WHAT IS NEEDED: Reading the listing below, count the lines that contain the word "thou" and give that count alone.

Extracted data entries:
begin

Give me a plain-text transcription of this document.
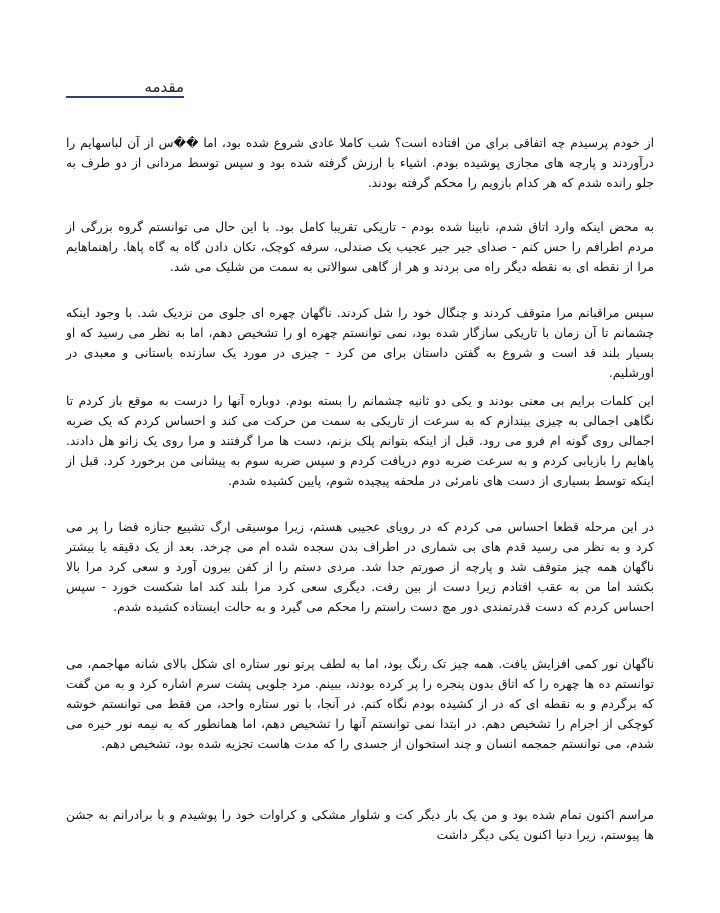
مقدمه

از خودم پرسیدم چه اتفاقی برای من افتاده است؟ شب کاملا عادی شروع شده بود، اما ��س از آن لباسهایم را درآوردند و پارچه های مجازی پوشیده بودم. اشیاء با ارزش گرفته شده بود و سپس توسط مردانی از دو طرف به جلو رانده شدم که هر کدام بازویم را محکم گرفته بودند.

به محض اینکه وارد اتاق شدم، نابینا شده بودم - تاریکی تقریبا کامل بود. با این حال می توانستم گروه بزرگی از مردم اطرافم را حس کنم - صدای جیر جیر عجیب یک صندلی، سرفه کوچک، تکان دادن گاه به گاه پاها. راهنماهایم مرا از نقطه ای به نقطه دیگر راه می بردند و هر از گاهی سوالاتی به سمت من شلیک می شد.

سپس مراقبانم مرا متوقف کردند و چنگال خود را شل کردند. ناگهان چهره ای جلوی من نزدیک شد. با وجود اینکه چشمانم تا آن زمان با تاریکی سازگار شده بود، نمی توانستم چهره او را تشخیص دهم، اما به نظر می رسید که او بسیار بلند قد است و شروع به گفتن داستان برای من کرد - چیزی در مورد یک سازنده باستانی و معبدی در اورشلیم.

این کلمات برایم بی معنی بودند و یکی دو ثانیه چشمانم را بسته بودم. دوباره آنها را درست به موقع باز کردم تا نگاهی اجمالی به چیزی بیندازم که به سرعت از تاریکی به سمت من حرکت می کند و احساس کردم که یک ضربه اجمالی روی گونه ام فرو می رود. قبل از اینکه بتوانم پلک بزنم، دست ها مرا گرفتند و مرا روی یک زانو هل دادند. پاهایم را بازیابی کردم و به سرعت ضربه دوم دریافت کردم و سپس ضربه سوم به پیشانی من برخورد کرد. قبل از اینکه توسط بسیاری از دست های نامرئی در ملحفه پیچیده شوم، پایین کشیده شدم.

در این مرحله قطعا احساس می کردم که در رویای عجیبی هستم، زیرا موسیقی ارگ تشییع جنازه فضا را پر می کرد و به نظر می رسید قدم های بی شماری در اطراف بدن سجده شده ام می چرخد. بعد از یک دقیقه یا بیشتر ناگهان همه چیز متوقف شد و پارچه از صورتم جدا شد. مردی دستم را از کفن بیرون آورد و سعی کرد مرا بالا بکشد اما من به عقب افتادم زیرا دست از بین رفت. دیگری سعی کرد مرا بلند کند اما شکست خورد - سپس احساس کردم که دست قدرتمندی دور مچ دست راستم را محکم می گیرد و به حالت ایستاده کشیده شدم.

ناگهان نور کمی افزایش یافت. همه چیز تک رنگ بود، اما به لطف پرتو نور ستاره ای شکل بالای شانه مهاجمم، می توانستم ده ها چهره را که اتاق بدون پنجره را پر کرده بودند، ببینم. مرد جلویی پشت سرم اشاره کرد و به من گفت که برگردم و به نقطه ای که در از کشیده بودم نگاه کنم. در آنجا، با نور ستاره واحد، من فقط می توانستم خوشه کوچکی از اجرام را تشخیص دهم. در ابتدا نمی توانستم آنها را تشخیص دهم، اما همانطور که به نیمه نور خیره می شدم، می توانستم جمجمه انسان و چند استخوان از جسدی را که مدت هاست تجزیه شده بود، تشخیص دهم.

مراسم اکنون تمام شده بود و من یک بار دیگر کت و شلوار مشکی و کراوات خود را پوشیدم و با برادرانم به جشن ها پیوستم، زیرا دنیا اکنون یکی دیگر داشت
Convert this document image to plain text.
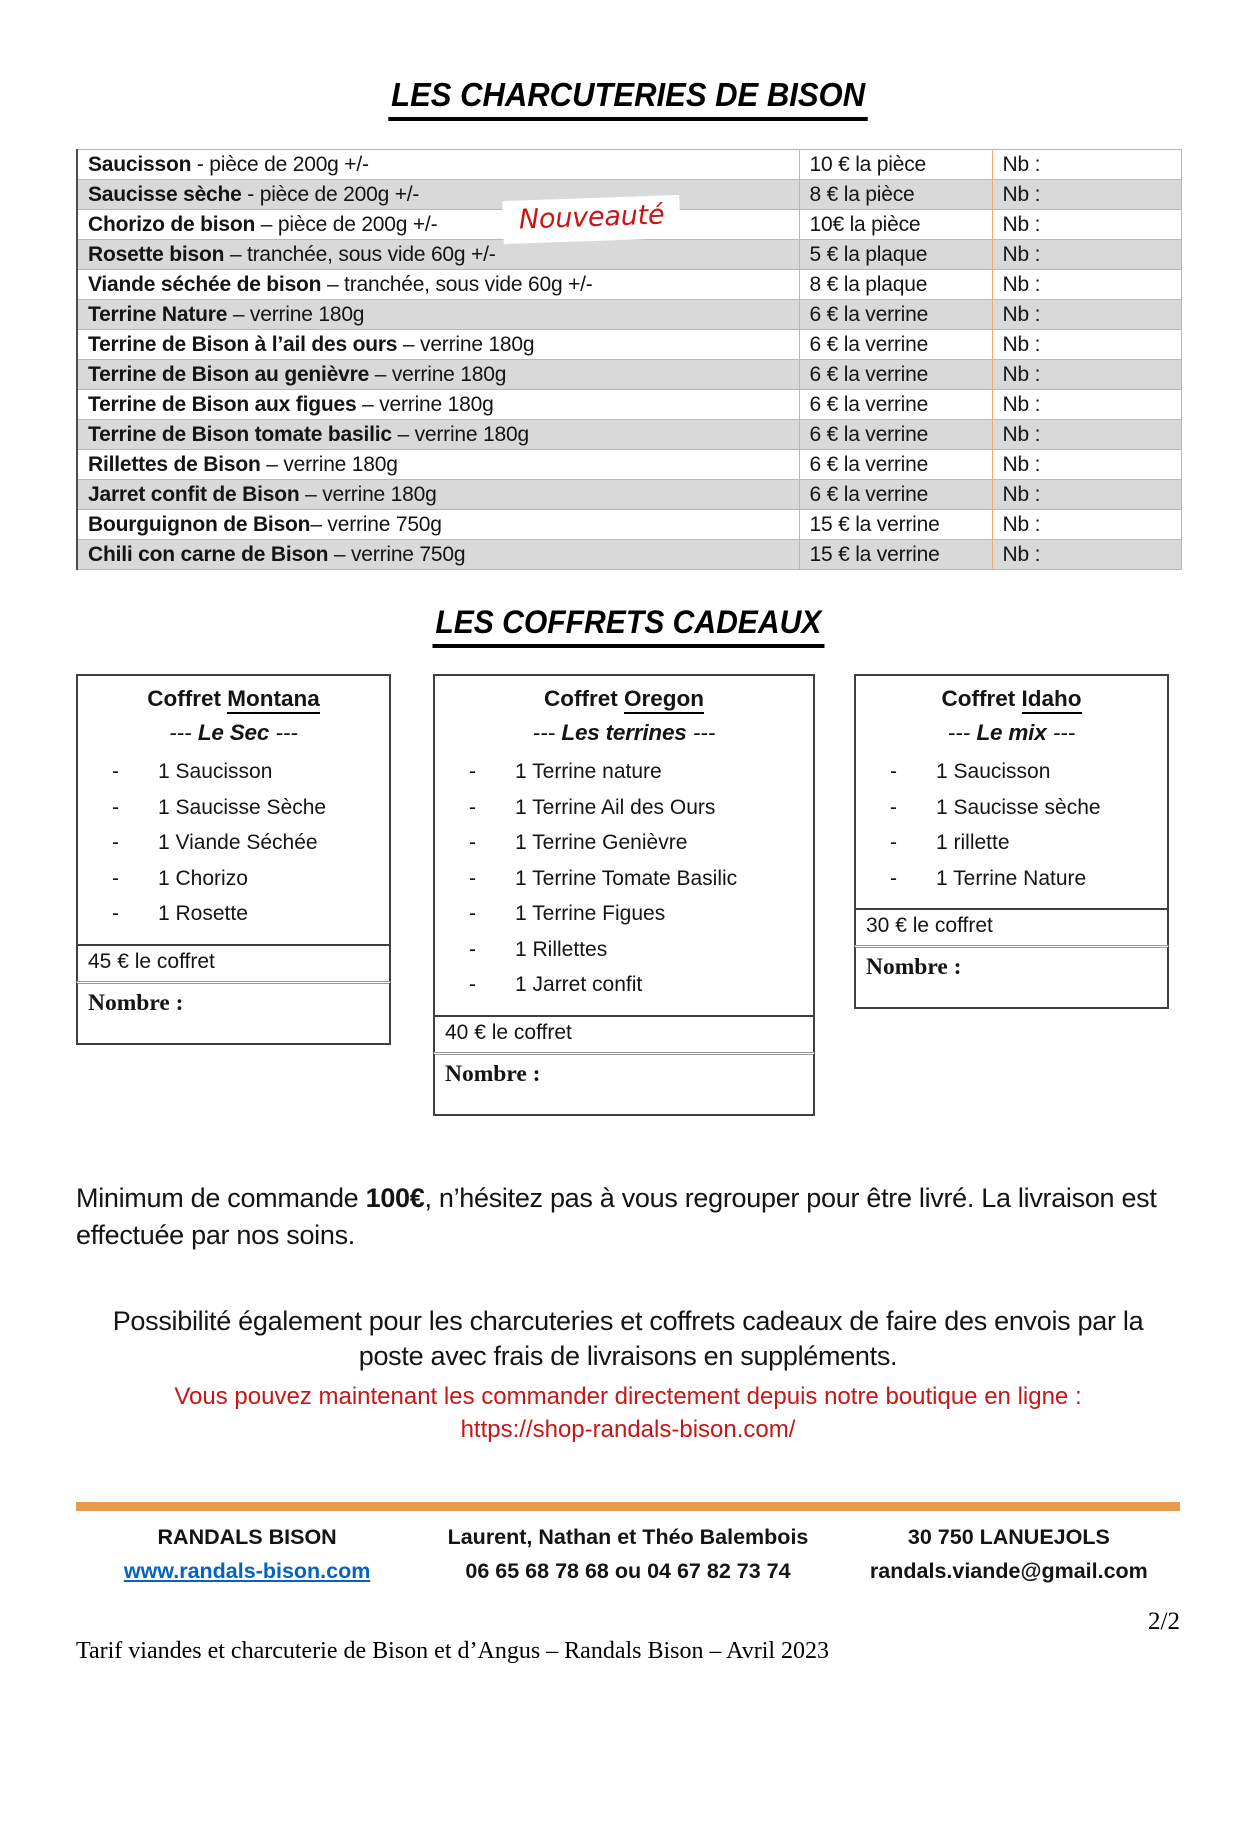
LES CHARCUTERIES DE BISON
Saucisson - pièce de 200g +/-	10 € la pièce	Nb :
Saucisse sèche - pièce de 200g +/-	8 € la pièce	Nb :
Chorizo de bison – pièce de 200g +/- Nouveauté	10€ la pièce	Nb :
Rosette bison – tranchée, sous vide 60g +/-	5 € la plaque	Nb :
Viande séchée de bison – tranchée, sous vide 60g +/-	8 € la plaque	Nb :
Terrine Nature – verrine 180g	6 € la verrine	Nb :
Terrine de Bison à l’ail des ours – verrine 180g	6 € la verrine	Nb :
Terrine de Bison au genièvre – verrine 180g	6 € la verrine	Nb :
Terrine de Bison aux figues – verrine 180g	6 € la verrine	Nb :
Terrine de Bison tomate basilic – verrine 180g	6 € la verrine	Nb :
Rillettes de Bison – verrine 180g	6 € la verrine	Nb :
Jarret confit de Bison – verrine 180g	6 € la verrine	Nb :
Bourguignon de Bison– verrine 750g	15 € la verrine	Nb :
Chili con carne de Bison – verrine 750g	15 € la verrine	Nb :
LES COFFRETS CADEAUX
Coffret Montana
--- Le Sec ---
-	1 Saucisson
-	1 Saucisse Sèche
-	1 Viande Séchée
-	1 Chorizo
-	1 Rosette
45 € le coffret
Nombre :
Coffret Oregon
--- Les terrines ---
-	1 Terrine nature
-	1 Terrine Ail des Ours
-	1 Terrine Genièvre
-	1 Terrine Tomate Basilic
-	1 Terrine Figues
-	1 Rillettes
-	1 Jarret confit
40 € le coffret
Nombre :
Coffret Idaho
--- Le mix ---
-	1 Saucisson
-	1 Saucisse sèche
-	1 rillette
-	1 Terrine Nature
30 € le coffret
Nombre :

Minimum de commande 100€, n’hésitez pas à vous regrouper pour être livré. La livraison est effectuée par nos soins.

Possibilité également pour les charcuteries et coffrets cadeaux de faire des envois par la poste avec frais de livraisons en suppléments.

Vous pouvez maintenant les commander directement depuis notre boutique en ligne :

https://shop-randals-bison.com/

RANDALS BISON
www.randals-bison.com
Laurent, Nathan et Théo Balembois
06 65 68 78 68 ou 04 67 82 73 74
30 750 LANUEJOLS
randals.viande@gmail.com
2/2
Tarif viandes et charcuterie de Bison et d’Angus – Randals Bison – Avril 2023
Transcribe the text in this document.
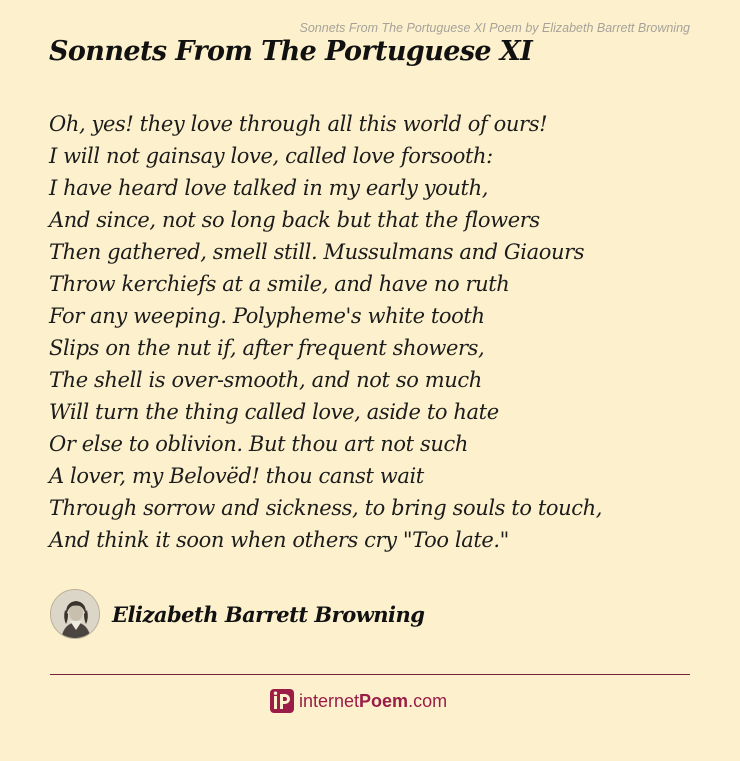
Sonnets From The Portuguese XI Poem by Elizabeth Barrett Browning
Sonnets From The Portuguese XI
Oh, yes! they love through all this world of ours!
I will not gainsay love, called love forsooth:
I have heard love talked in my early youth,
And since, not so long back but that the flowers
Then gathered, smell still. Mussulmans and Giaours
Throw kerchiefs at a smile, and have no ruth
For any weeping. Polypheme's white tooth
Slips on the nut if, after frequent showers,
The shell is over-smooth, and not so much
Will turn the thing called love, aside to hate
Or else to oblivion. But thou art not such
A lover, my Belovëd! thou canst wait
Through sorrow and sickness, to bring souls to touch,
And think it soon when others cry "Too late."
Elizabeth Barrett Browning
internetPoem.com
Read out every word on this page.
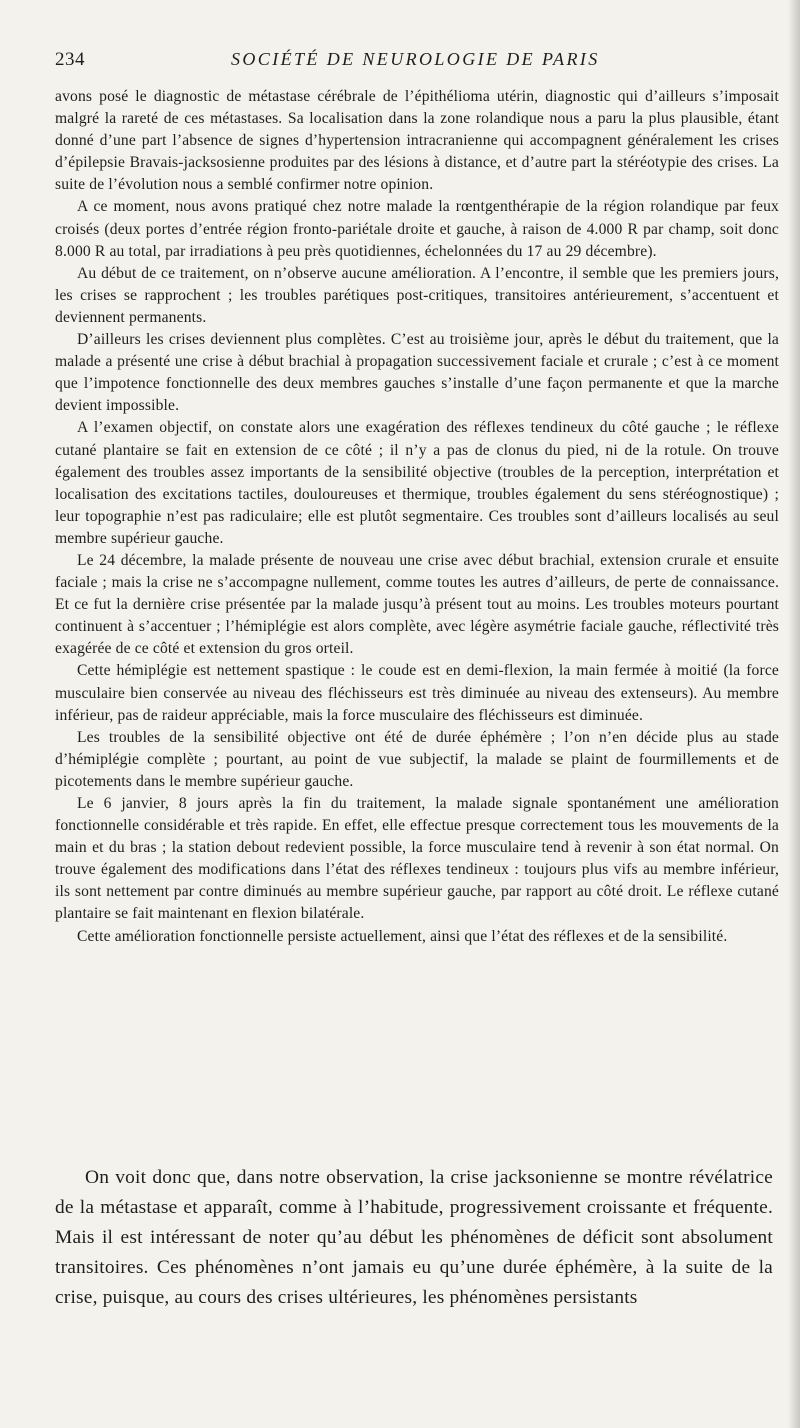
234	SOCIÉTÉ DE NEUROLOGIE DE PARIS

avons posé le diagnostic de métastase cérébrale de l’épithélioma utérin, diagnostic qui d’ailleurs s’imposait malgré la rareté de ces métastases. Sa localisation dans la zone rolandique nous a paru la plus plausible, étant donné d’une part l’absence de signes d’hypertension intracranienne qui accompagnent généralement les crises d’épilepsie Bravais-jacksosienne produites par des lésions à distance, et d’autre part la stéréotypie des crises. La suite de l’évolution nous a semblé confirmer notre opinion.

A ce moment, nous avons pratiqué chez notre malade la rœntgenthérapie de la région rolandique par feux croisés (deux portes d’entrée région fronto-pariétale droite et gauche, à raison de 4.000 R par champ, soit donc 8.000 R au total, par irradiations à peu près quotidiennes, échelonnées du 17 au 29 décembre).

Au début de ce traitement, on n’observe aucune amélioration. A l’encontre, il semble que les premiers jours, les crises se rapprochent ; les troubles parétiques post-critiques, transitoires antérieurement, s’accentuent et deviennent permanents.

D’ailleurs les crises deviennent plus complètes. C’est au troisième jour, après le début du traitement, que la malade a présenté une crise à début brachial à propagation successivement faciale et crurale ; c’est à ce moment que l’impotence fonctionnelle des deux membres gauches s’installe d’une façon permanente et que la marche devient impossible.

A l’examen objectif, on constate alors une exagération des réflexes tendineux du côté gauche ; le réflexe cutané plantaire se fait en extension de ce côté ; il n’y a pas de clonus du pied, ni de la rotule. On trouve également des troubles assez importants de la sensibilité objective (troubles de la perception, interprétation et localisation des excitations tactiles, douloureuses et thermique, troubles également du sens stéréognostique) ; leur topographie n’est pas radiculaire; elle est plutôt segmentaire. Ces troubles sont d’ailleurs localisés au seul membre supérieur gauche.

Le 24 décembre, la malade présente de nouveau une crise avec début brachial, extension crurale et ensuite faciale ; mais la crise ne s’accompagne nullement, comme toutes les autres d’ailleurs, de perte de connaissance. Et ce fut la dernière crise présentée par la malade jusqu’à présent tout au moins. Les troubles moteurs pourtant continuent à s’accentuer ; l’hémiplégie est alors complète, avec légère asymétrie faciale gauche, réflectivité très exagérée de ce côté et extension du gros orteil.

Cette hémiplégie est nettement spastique : le coude est en demi-flexion, la main fermée à moitié (la force musculaire bien conservée au niveau des fléchisseurs est très diminuée au niveau des extenseurs). Au membre inférieur, pas de raideur appréciable, mais la force musculaire des fléchisseurs est diminuée.

Les troubles de la sensibilité objective ont été de durée éphémère ; l’on n’en décide plus au stade d’hémiplégie complète ; pourtant, au point de vue subjectif, la malade se plaint de fourmillements et de picotements dans le membre supérieur gauche.

Le 6 janvier, 8 jours après la fin du traitement, la malade signale spontanément une amélioration fonctionnelle considérable et très rapide. En effet, elle effectue presque correctement tous les mouvements de la main et du bras ; la station debout redevient possible, la force musculaire tend à revenir à son état normal. On trouve également des modifications dans l’état des réflexes tendineux : toujours plus vifs au membre inférieur, ils sont nettement par contre diminués au membre supérieur gauche, par rapport au côté droit. Le réflexe cutané plantaire se fait maintenant en flexion bilatérale.

Cette amélioration fonctionnelle persiste actuellement, ainsi que l’état des réflexes et de la sensibilité.

On voit donc que, dans notre observation, la crise jacksonienne se montre révélatrice de la métastase et apparaît, comme à l’habitude, progressivement croissante et fréquente. Mais il est intéressant de noter qu’au début les phénomènes de déficit sont absolument transitoires. Ces phénomènes n’ont jamais eu qu’une durée éphémère, à la suite de la crise, puisque, au cours des crises ultérieures, les phénomènes persistants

end

RESULT FOR THIS TASK: 2